# Air conditioning



## hmhyde (May 24, 2012)

After begging for air conditioning/ heat for years, the school has finally agreed to put it in, but seeing as the head of maintenance originally wanted to put in a loud exhaust system instead, I'm a little wary of what they might try to put in on the cheap, any ideas of what to look for?


----------



## museav (May 24, 2012)

hmhyde said:


> After begging for air conditioning/ heat for years, the school has finally agreed to put it in, but seeing as the head of maintenance originally wanted to put in a loud exhaust system instead, I'm a little wary of what they might try to put in on the cheap, any ideas of what to look for?


A Mechanical Engineer who is familiar with designing systems for peforming arts venues and that either has in-house acoustical expertise or that uses a qualified acoustical consultant. And that is not an idealized approach, a Mechanical Engineer will likely have to be involved in the design of the system and unless they have the expertise internally then for this type of application somebody needs to be addressing the acoustical aspects, even if just to review what is planned, point out potential concerns and offer general recommendations.

If you do not approach it that way then your concerns may be well founded as there will be code compliance factors that will be involved in the mechanical design while there are only recommendations regarding acoustics. Unless someone is there to address and fight for the acoustical considerations then if budget constraints or Value Engineering become a factor the impact on acoustics may not be much of a consideration in the information presented or the decisions made.

This reminded me of a project years ago when I was with a MEP consulting firm and an Owner hired us to provide acoustical consulting for a competing Mechanical Engineer they had selected for the mechanical system design work. What was interesting is that we had bid on and lost the mechanical consulting portion of the work to that firm because our fee was $1,500 higher - and included the same acoustical consulting services for which they then ended paying us $3,000. One example of when looking at the low bid for individual portions of the work actually resulted in a greater overall cost.


Added: I'm avoiding getting into specifics as there are likely some 'big picture' aspects that will greatly impact everything else. Things such as the condition and design of any existing heating and ventilation systems, whether the school has a central plant with sufficient capacity to also support the theater, whether the changes may entail incorporating new energy codes that in turn affect the existing installation, what the existing HVAC controls system supports and so on.

However, there may be a few aspects for you to think about such as whether there are areas such as shops or booths that may operate different hours than the auditorium and thus need to be controlled separately, whether there are spaces such as shops or paint booths that may require special ventilation, and whether there are equipment spaces or similar where the equipment in them represents significant heat loads and/or that require certain temperature or humidity conditions. This is focusing more on defining the needs and goals than the solutions, but such considerations could have an impact on the solutions developed or may have to be coordianted with the limitations of what can be done.


----------



## tdeater (May 24, 2012)

****************

STATED TASK 1
Could you gather every line of the records below that contains the string "group"?

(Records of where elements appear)
****************

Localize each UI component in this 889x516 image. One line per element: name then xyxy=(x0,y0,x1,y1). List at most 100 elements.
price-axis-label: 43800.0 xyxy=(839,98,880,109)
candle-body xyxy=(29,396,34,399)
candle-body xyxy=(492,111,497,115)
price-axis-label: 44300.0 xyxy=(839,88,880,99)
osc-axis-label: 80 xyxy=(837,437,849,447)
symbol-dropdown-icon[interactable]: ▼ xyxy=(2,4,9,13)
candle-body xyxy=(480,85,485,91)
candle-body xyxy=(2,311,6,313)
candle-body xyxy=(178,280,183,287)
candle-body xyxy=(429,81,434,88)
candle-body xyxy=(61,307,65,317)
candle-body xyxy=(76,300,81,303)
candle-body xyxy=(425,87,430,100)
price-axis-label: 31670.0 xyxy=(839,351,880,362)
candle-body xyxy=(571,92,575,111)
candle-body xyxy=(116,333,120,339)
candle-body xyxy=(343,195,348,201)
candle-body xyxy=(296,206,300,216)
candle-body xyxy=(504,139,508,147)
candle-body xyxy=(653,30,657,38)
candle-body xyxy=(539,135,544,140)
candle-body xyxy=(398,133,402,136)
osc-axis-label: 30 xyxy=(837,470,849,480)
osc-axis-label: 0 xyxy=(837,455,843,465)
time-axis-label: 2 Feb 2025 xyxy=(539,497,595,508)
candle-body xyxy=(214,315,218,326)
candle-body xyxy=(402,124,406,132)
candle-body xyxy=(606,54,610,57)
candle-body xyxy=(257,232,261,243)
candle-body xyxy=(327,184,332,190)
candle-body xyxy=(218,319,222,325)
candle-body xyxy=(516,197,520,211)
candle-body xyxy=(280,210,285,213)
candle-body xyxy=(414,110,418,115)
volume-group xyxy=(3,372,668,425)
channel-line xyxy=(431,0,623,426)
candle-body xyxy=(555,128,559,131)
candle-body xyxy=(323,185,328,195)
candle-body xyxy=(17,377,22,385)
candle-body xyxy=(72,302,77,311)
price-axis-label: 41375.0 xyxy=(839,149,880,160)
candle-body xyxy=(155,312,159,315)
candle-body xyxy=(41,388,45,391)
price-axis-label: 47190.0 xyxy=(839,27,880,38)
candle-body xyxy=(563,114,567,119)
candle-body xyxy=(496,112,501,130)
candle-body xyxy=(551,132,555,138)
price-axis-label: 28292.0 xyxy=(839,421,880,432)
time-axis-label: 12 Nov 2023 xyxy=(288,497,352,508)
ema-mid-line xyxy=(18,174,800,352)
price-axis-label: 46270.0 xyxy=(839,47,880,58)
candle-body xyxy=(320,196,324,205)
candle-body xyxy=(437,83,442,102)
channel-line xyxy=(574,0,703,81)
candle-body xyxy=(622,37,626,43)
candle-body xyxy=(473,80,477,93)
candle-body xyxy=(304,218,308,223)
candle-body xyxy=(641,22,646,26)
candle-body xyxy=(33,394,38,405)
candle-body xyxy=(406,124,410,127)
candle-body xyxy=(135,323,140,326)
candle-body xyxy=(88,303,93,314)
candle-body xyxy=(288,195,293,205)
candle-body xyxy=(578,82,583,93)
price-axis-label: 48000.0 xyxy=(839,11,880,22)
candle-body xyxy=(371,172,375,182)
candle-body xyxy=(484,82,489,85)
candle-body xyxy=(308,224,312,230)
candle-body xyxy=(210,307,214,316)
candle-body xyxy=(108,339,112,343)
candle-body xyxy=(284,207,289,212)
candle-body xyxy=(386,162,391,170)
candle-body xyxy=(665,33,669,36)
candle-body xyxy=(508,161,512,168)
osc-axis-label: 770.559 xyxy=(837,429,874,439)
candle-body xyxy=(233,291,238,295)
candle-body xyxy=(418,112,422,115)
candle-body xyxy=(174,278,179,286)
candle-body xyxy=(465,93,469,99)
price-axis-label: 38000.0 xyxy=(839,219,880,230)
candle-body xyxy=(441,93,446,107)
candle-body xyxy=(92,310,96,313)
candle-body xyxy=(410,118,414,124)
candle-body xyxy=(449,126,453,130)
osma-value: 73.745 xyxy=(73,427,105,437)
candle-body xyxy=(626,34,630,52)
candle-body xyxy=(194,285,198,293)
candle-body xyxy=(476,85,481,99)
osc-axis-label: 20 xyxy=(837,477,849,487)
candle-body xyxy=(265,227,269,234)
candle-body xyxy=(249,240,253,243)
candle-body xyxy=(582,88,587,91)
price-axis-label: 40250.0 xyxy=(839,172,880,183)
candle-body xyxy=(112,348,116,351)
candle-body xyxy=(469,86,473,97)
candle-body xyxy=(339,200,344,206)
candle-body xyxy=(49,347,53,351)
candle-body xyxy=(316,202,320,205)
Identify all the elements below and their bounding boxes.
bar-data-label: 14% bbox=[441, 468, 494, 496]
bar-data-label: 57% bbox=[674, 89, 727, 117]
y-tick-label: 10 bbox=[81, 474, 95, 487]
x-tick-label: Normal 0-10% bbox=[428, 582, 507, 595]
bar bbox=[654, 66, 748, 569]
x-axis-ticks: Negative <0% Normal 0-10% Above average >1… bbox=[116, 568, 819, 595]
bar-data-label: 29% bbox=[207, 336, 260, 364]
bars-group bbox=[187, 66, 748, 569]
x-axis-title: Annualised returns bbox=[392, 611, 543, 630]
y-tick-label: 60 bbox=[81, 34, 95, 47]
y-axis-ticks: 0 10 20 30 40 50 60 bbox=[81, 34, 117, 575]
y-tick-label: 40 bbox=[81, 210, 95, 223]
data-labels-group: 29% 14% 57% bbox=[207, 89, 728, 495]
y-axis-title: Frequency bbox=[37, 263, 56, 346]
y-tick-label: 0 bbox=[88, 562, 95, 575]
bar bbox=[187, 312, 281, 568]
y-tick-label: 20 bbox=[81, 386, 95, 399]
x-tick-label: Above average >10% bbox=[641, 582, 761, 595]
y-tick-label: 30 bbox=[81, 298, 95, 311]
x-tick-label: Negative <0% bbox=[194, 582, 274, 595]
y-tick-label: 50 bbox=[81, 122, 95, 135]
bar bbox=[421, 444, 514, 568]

****************

STATED TASK 2
Would you transcribe the part of the air conditioning thread above between "This reminded me" and "greater overall cost.", inclusive?

WRITTEN RESPONSE 1
volume-group xyxy=(3,372,668,425)
bars-group bbox=[187, 66, 748, 569]
data-labels-group: 29% 14% 57% bbox=[207, 89, 728, 495]

WRITTEN RESPONSE 2
This reminded me of a project years ago when I was with a MEP consulting firm and an Owner hired us to provide acoustical consulting for a competing Mechanical Engineer they had selected for the mechanical system design work. What was interesting is that we had bid on and lost the mechanical consulting portion of the work to that firm because our fee was $1,500 higher - and included the same acoustical consulting services for which they then ended paying us $3,000. One example of when looking at the low bid for individual portions of the work actually resulted in a greater overall cost.